In the data below, find every line that has the string "ffffff", and copy it.

═════ Source material

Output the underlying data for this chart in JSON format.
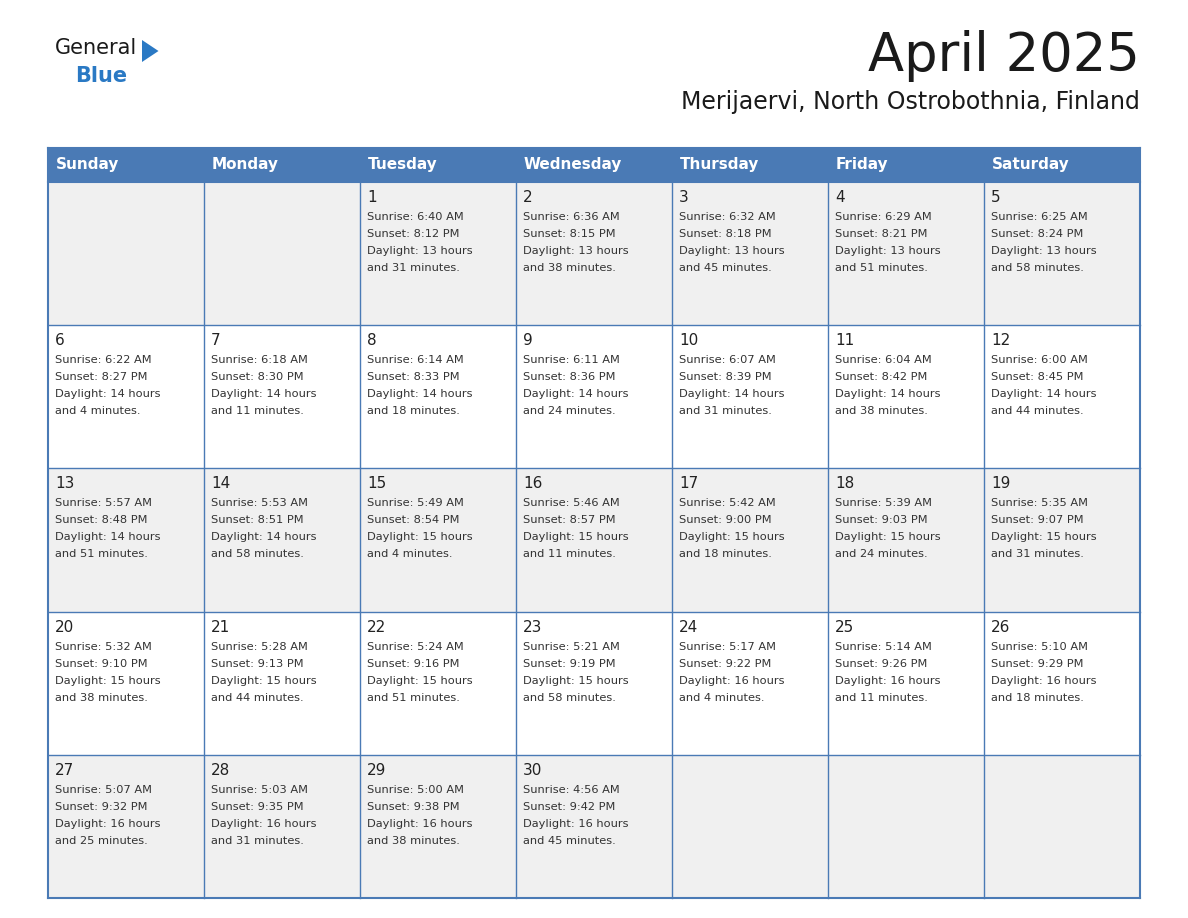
{
  "title": "April 2025",
  "subtitle": "Merijaervi, North Ostrobothnia, Finland",
  "days_of_week": [
    "Sunday",
    "Monday",
    "Tuesday",
    "Wednesday",
    "Thursday",
    "Friday",
    "Saturday"
  ],
  "header_bg": "#4a7ab5",
  "header_text": "#ffffff",
  "cell_bg_odd": "#f0f0f0",
  "cell_bg_even": "#ffffff",
  "cell_border": "#4a7ab5",
  "day_num_color": "#222222",
  "cell_text_color": "#333333",
  "logo_general_color": "#1a1a1a",
  "logo_blue_color": "#2a79c4",
  "calendar": [
    [
      {
        "day": null,
        "info": ""
      },
      {
        "day": null,
        "info": ""
      },
      {
        "day": 1,
        "info": "Sunrise: 6:40 AM\nSunset: 8:12 PM\nDaylight: 13 hours\nand 31 minutes."
      },
      {
        "day": 2,
        "info": "Sunrise: 6:36 AM\nSunset: 8:15 PM\nDaylight: 13 hours\nand 38 minutes."
      },
      {
        "day": 3,
        "info": "Sunrise: 6:32 AM\nSunset: 8:18 PM\nDaylight: 13 hours\nand 45 minutes."
      },
      {
        "day": 4,
        "info": "Sunrise: 6:29 AM\nSunset: 8:21 PM\nDaylight: 13 hours\nand 51 minutes."
      },
      {
        "day": 5,
        "info": "Sunrise: 6:25 AM\nSunset: 8:24 PM\nDaylight: 13 hours\nand 58 minutes."
      }
    ],
    [
      {
        "day": 6,
        "info": "Sunrise: 6:22 AM\nSunset: 8:27 PM\nDaylight: 14 hours\nand 4 minutes."
      },
      {
        "day": 7,
        "info": "Sunrise: 6:18 AM\nSunset: 8:30 PM\nDaylight: 14 hours\nand 11 minutes."
      },
      {
        "day": 8,
        "info": "Sunrise: 6:14 AM\nSunset: 8:33 PM\nDaylight: 14 hours\nand 18 minutes."
      },
      {
        "day": 9,
        "info": "Sunrise: 6:11 AM\nSunset: 8:36 PM\nDaylight: 14 hours\nand 24 minutes."
      },
      {
        "day": 10,
        "info": "Sunrise: 6:07 AM\nSunset: 8:39 PM\nDaylight: 14 hours\nand 31 minutes."
      },
      {
        "day": 11,
        "info": "Sunrise: 6:04 AM\nSunset: 8:42 PM\nDaylight: 14 hours\nand 38 minutes."
      },
      {
        "day": 12,
        "info": "Sunrise: 6:00 AM\nSunset: 8:45 PM\nDaylight: 14 hours\nand 44 minutes."
      }
    ],
    [
      {
        "day": 13,
        "info": "Sunrise: 5:57 AM\nSunset: 8:48 PM\nDaylight: 14 hours\nand 51 minutes."
      },
      {
        "day": 14,
        "info": "Sunrise: 5:53 AM\nSunset: 8:51 PM\nDaylight: 14 hours\nand 58 minutes."
      },
      {
        "day": 15,
        "info": "Sunrise: 5:49 AM\nSunset: 8:54 PM\nDaylight: 15 hours\nand 4 minutes."
      },
      {
        "day": 16,
        "info": "Sunrise: 5:46 AM\nSunset: 8:57 PM\nDaylight: 15 hours\nand 11 minutes."
      },
      {
        "day": 17,
        "info": "Sunrise: 5:42 AM\nSunset: 9:00 PM\nDaylight: 15 hours\nand 18 minutes."
      },
      {
        "day": 18,
        "info": "Sunrise: 5:39 AM\nSunset: 9:03 PM\nDaylight: 15 hours\nand 24 minutes."
      },
      {
        "day": 19,
        "info": "Sunrise: 5:35 AM\nSunset: 9:07 PM\nDaylight: 15 hours\nand 31 minutes."
      }
    ],
    [
      {
        "day": 20,
        "info": "Sunrise: 5:32 AM\nSunset: 9:10 PM\nDaylight: 15 hours\nand 38 minutes."
      },
      {
        "day": 21,
        "info": "Sunrise: 5:28 AM\nSunset: 9:13 PM\nDaylight: 15 hours\nand 44 minutes."
      },
      {
        "day": 22,
        "info": "Sunrise: 5:24 AM\nSunset: 9:16 PM\nDaylight: 15 hours\nand 51 minutes."
      },
      {
        "day": 23,
        "info": "Sunrise: 5:21 AM\nSunset: 9:19 PM\nDaylight: 15 hours\nand 58 minutes."
      },
      {
        "day": 24,
        "info": "Sunrise: 5:17 AM\nSunset: 9:22 PM\nDaylight: 16 hours\nand 4 minutes."
      },
      {
        "day": 25,
        "info": "Sunrise: 5:14 AM\nSunset: 9:26 PM\nDaylight: 16 hours\nand 11 minutes."
      },
      {
        "day": 26,
        "info": "Sunrise: 5:10 AM\nSunset: 9:29 PM\nDaylight: 16 hours\nand 18 minutes."
      }
    ],
    [
      {
        "day": 27,
        "info": "Sunrise: 5:07 AM\nSunset: 9:32 PM\nDaylight: 16 hours\nand 25 minutes."
      },
      {
        "day": 28,
        "info": "Sunrise: 5:03 AM\nSunset: 9:35 PM\nDaylight: 16 hours\nand 31 minutes."
      },
      {
        "day": 29,
        "info": "Sunrise: 5:00 AM\nSunset: 9:38 PM\nDaylight: 16 hours\nand 38 minutes."
      },
      {
        "day": 30,
        "info": "Sunrise: 4:56 AM\nSunset: 9:42 PM\nDaylight: 16 hours\nand 45 minutes."
      },
      {
        "day": null,
        "info": ""
      },
      {
        "day": null,
        "info": ""
      },
      {
        "day": null,
        "info": ""
      }
    ]
  ]
}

══════════

**The reply**
  "header_text": "#ffffff",
  "cell_bg_even": "#ffffff",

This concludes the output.